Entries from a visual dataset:
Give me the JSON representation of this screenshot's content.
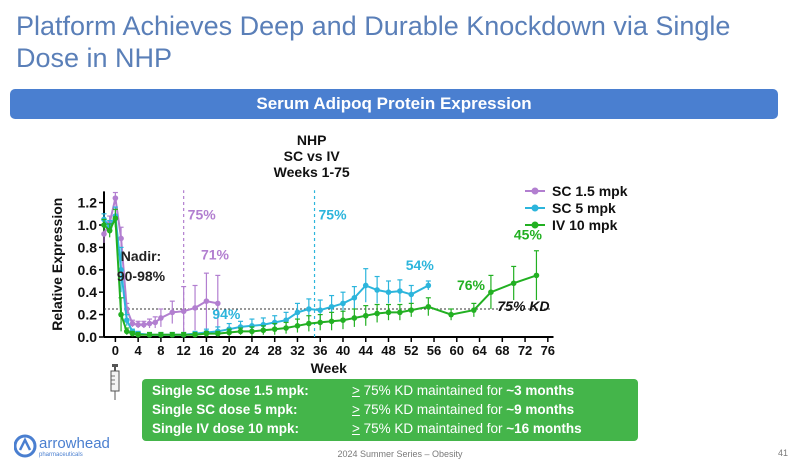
{
  "slide": {
    "title": "Platform Achieves Deep and Durable Knockdown via Single Dose in NHP",
    "banner": "Serum Adipoq Protein Expression",
    "footer_center": "2024 Summer Series – Obesity",
    "page_number": "41",
    "logo_text": "arrowhead",
    "logo_subtext": "pharmaceuticals"
  },
  "summary": {
    "rows": [
      {
        "label": "Single SC dose 1.5 mpk:",
        "ge": ">",
        "text": " 75% KD maintained for ",
        "bold": "~3 months"
      },
      {
        "label": "Single SC dose 5 mpk:",
        "ge": ">",
        "text": " 75% KD maintained for ",
        "bold": "~9 months"
      },
      {
        "label": "Single IV dose 10 mpk:",
        "ge": ">",
        "text": " 75% KD maintained for ",
        "bold": "~16 months"
      }
    ]
  },
  "colors": {
    "sc15": "#b27fd0",
    "sc5": "#2cb5dc",
    "iv10": "#22b022",
    "title": "#5a7fb8",
    "banner": "#4a7fd0",
    "summary_bg": "#44b54a"
  },
  "chart_data": {
    "type": "line",
    "title": "NHP\nSC vs IV\nWeeks 1-75",
    "title_lines": [
      "NHP",
      "SC vs IV",
      "Weeks 1-75"
    ],
    "xlabel": "Week",
    "ylabel": "Relative Expression",
    "xlim": [
      -2,
      77
    ],
    "ylim": [
      0,
      1.3
    ],
    "xticks": [
      0,
      4,
      8,
      12,
      16,
      20,
      24,
      28,
      32,
      36,
      40,
      44,
      48,
      52,
      56,
      60,
      64,
      68,
      72,
      76
    ],
    "yticks": [
      0.0,
      0.2,
      0.4,
      0.6,
      0.8,
      1.0,
      1.2
    ],
    "ytick_labels": [
      "0.0",
      "0.2",
      "0.4",
      "0.6",
      "0.8",
      "1.0",
      "1.2"
    ],
    "legend_position": "top-right",
    "series": [
      {
        "name": "SC 1.5 mpk",
        "color": "#b27fd0",
        "x": [
          -2,
          -1,
          0,
          1,
          2,
          3,
          4,
          5,
          6,
          7,
          8,
          10,
          12,
          14,
          16,
          18
        ],
        "y": [
          0.92,
          1.02,
          1.24,
          0.88,
          0.25,
          0.12,
          0.11,
          0.11,
          0.12,
          0.13,
          0.17,
          0.22,
          0.23,
          0.26,
          0.32,
          0.3
        ],
        "err": [
          0.08,
          0.06,
          0.05,
          0.1,
          0.05,
          0.03,
          0.03,
          0.03,
          0.04,
          0.05,
          0.08,
          0.1,
          0.22,
          0.2,
          0.25,
          0.25
        ]
      },
      {
        "name": "SC 5 mpk",
        "color": "#2cb5dc",
        "x": [
          -2,
          -1,
          0,
          1,
          2,
          3,
          4,
          6,
          8,
          10,
          12,
          14,
          16,
          18,
          20,
          22,
          24,
          26,
          28,
          30,
          32,
          34,
          36,
          38,
          40,
          42,
          44,
          46,
          48,
          50,
          52,
          55
        ],
        "y": [
          1.05,
          0.98,
          1.08,
          0.6,
          0.15,
          0.05,
          0.03,
          0.02,
          0.02,
          0.02,
          0.02,
          0.03,
          0.04,
          0.05,
          0.07,
          0.09,
          0.1,
          0.11,
          0.13,
          0.15,
          0.22,
          0.25,
          0.24,
          0.27,
          0.3,
          0.35,
          0.46,
          0.42,
          0.4,
          0.41,
          0.38,
          0.46
        ],
        "err": [
          0.05,
          0.06,
          0.08,
          0.2,
          0.05,
          0.02,
          0.02,
          0.02,
          0.02,
          0.02,
          0.02,
          0.02,
          0.03,
          0.04,
          0.05,
          0.05,
          0.06,
          0.06,
          0.06,
          0.07,
          0.08,
          0.09,
          0.09,
          0.1,
          0.1,
          0.1,
          0.15,
          0.12,
          0.1,
          0.1,
          0.08,
          0.04
        ]
      },
      {
        "name": "IV 10 mpk",
        "color": "#22b022",
        "x": [
          -2,
          -1,
          0,
          1,
          2,
          3,
          4,
          6,
          8,
          10,
          12,
          14,
          16,
          18,
          20,
          22,
          24,
          26,
          28,
          30,
          32,
          34,
          36,
          38,
          40,
          42,
          44,
          46,
          48,
          50,
          52,
          55,
          59,
          63,
          66,
          70,
          74
        ],
        "y": [
          1.0,
          0.95,
          1.06,
          0.2,
          0.05,
          0.03,
          0.02,
          0.02,
          0.02,
          0.02,
          0.02,
          0.02,
          0.03,
          0.03,
          0.04,
          0.05,
          0.05,
          0.06,
          0.07,
          0.08,
          0.1,
          0.12,
          0.13,
          0.14,
          0.15,
          0.17,
          0.19,
          0.21,
          0.22,
          0.22,
          0.24,
          0.27,
          0.2,
          0.24,
          0.4,
          0.48,
          0.55
        ],
        "err": [
          0.05,
          0.06,
          0.08,
          0.15,
          0.03,
          0.02,
          0.02,
          0.02,
          0.02,
          0.02,
          0.02,
          0.02,
          0.02,
          0.02,
          0.03,
          0.03,
          0.04,
          0.04,
          0.05,
          0.05,
          0.06,
          0.07,
          0.07,
          0.08,
          0.08,
          0.08,
          0.09,
          0.08,
          0.07,
          0.07,
          0.06,
          0.08,
          0.05,
          0.06,
          0.15,
          0.15,
          0.22
        ]
      }
    ],
    "reference_line": {
      "y": 0.25,
      "label": "75% KD"
    },
    "vlines": [
      {
        "x": 12,
        "label": "75%",
        "color": "#b27fd0"
      },
      {
        "x": 35,
        "label": "75%",
        "color": "#2cb5dc"
      }
    ],
    "annotations": [
      {
        "text": "Nadir:",
        "x": 4.5,
        "y": 0.68,
        "color": "#222222"
      },
      {
        "text": "90-98%",
        "x": 4.5,
        "y": 0.5,
        "color": "#222222"
      },
      {
        "text": "71%",
        "x": 17.5,
        "y": 0.69,
        "color": "#b27fd0"
      },
      {
        "text": "94%",
        "x": 19.5,
        "y": 0.16,
        "color": "#2cb5dc"
      },
      {
        "text": "54%",
        "x": 53.5,
        "y": 0.6,
        "color": "#2cb5dc"
      },
      {
        "text": "76%",
        "x": 62.5,
        "y": 0.42,
        "color": "#22b022"
      },
      {
        "text": "45%",
        "x": 72.5,
        "y": 0.87,
        "color": "#22b022"
      }
    ]
  }
}
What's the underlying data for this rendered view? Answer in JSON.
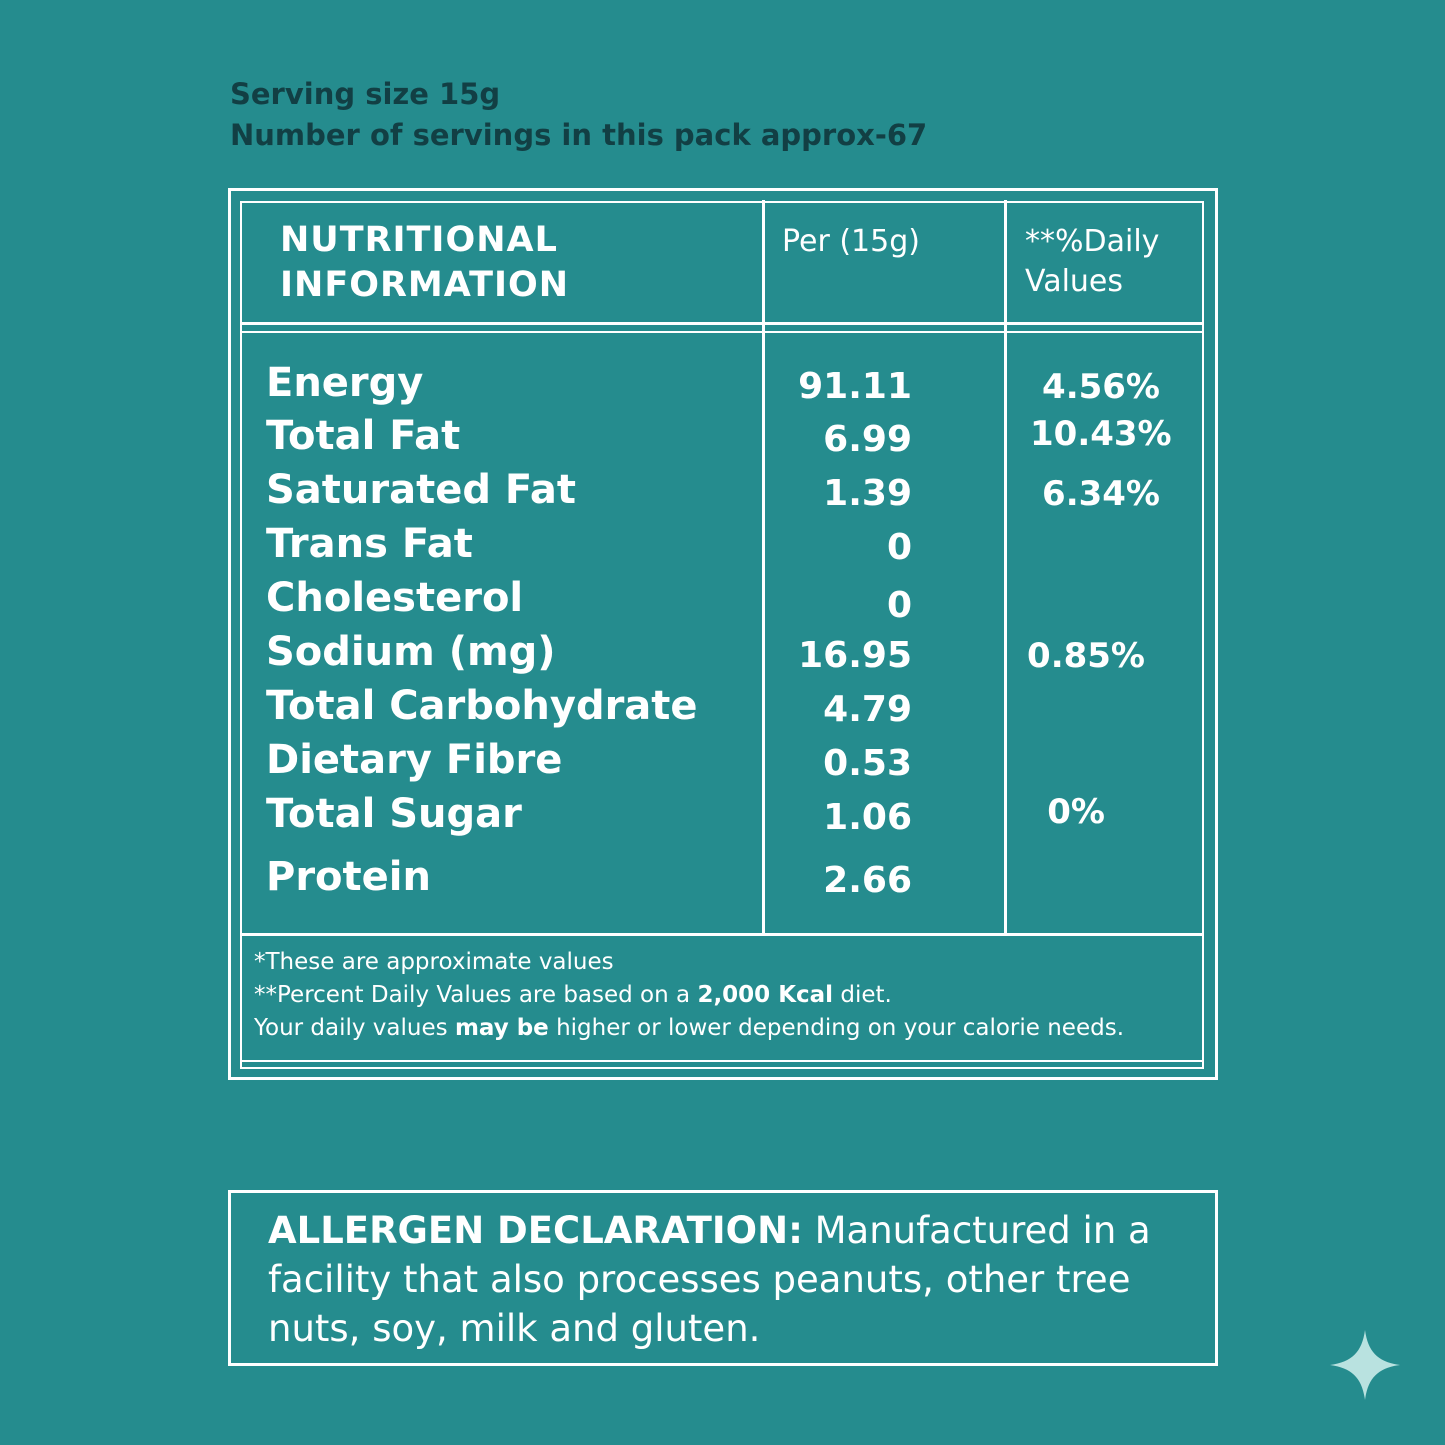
{
  "serving": {
    "size": "Serving size 15g",
    "servings": "Number of servings in this pack approx-67"
  },
  "table": {
    "header": {
      "title_line1": "NUTRITIONAL",
      "title_line2": "INFORMATION",
      "per": "Per (15g)",
      "dv_line1": "**%Daily",
      "dv_line2": "Values"
    },
    "rows": [
      {
        "label": "Energy",
        "value": "91.11",
        "dv": "4.56%"
      },
      {
        "label": "Total Fat",
        "value": "6.99",
        "dv": "10.43%"
      },
      {
        "label": "Saturated Fat",
        "value": "1.39",
        "dv": "6.34%"
      },
      {
        "label": "Trans Fat",
        "value": "0",
        "dv": ""
      },
      {
        "label": "Cholesterol",
        "value": "0",
        "dv": ""
      },
      {
        "label": "Sodium (mg)",
        "value": "16.95",
        "dv": "0.85%"
      },
      {
        "label": "Total Carbohydrate",
        "value": "4.79",
        "dv": ""
      },
      {
        "label": "Dietary Fibre",
        "value": "0.53",
        "dv": ""
      },
      {
        "label": "Total Sugar",
        "value": "1.06",
        "dv": "0%"
      },
      {
        "label": "Protein",
        "value": "2.66",
        "dv": ""
      }
    ],
    "notes": {
      "line1": "*These are approximate values",
      "line2_a": "**Percent Daily Values are based on a ",
      "line2_b": "2,000 Kcal",
      "line2_c": " diet.",
      "line3_a": "Your daily values ",
      "line3_b": "may be",
      "line3_c": " higher or lower depending on your calorie needs."
    }
  },
  "allergen": {
    "label": "ALLERGEN DECLARATION:",
    "text": " Manufactured in a facility that also processes peanuts, other tree nuts, soy, milk and gluten."
  },
  "colors": {
    "background": "#258c8e",
    "serving_text": "#123f44",
    "foreground": "#ffffff",
    "sparkle": "#b9e2e0"
  },
  "icons": {
    "corner": "sparkle-icon"
  }
}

**Activity**
Scan the records above for the string "sparkle", then select every line that holds it.

**Answer**
    "sparkle": "#b9e2e0"
    "corner": "sparkle-icon"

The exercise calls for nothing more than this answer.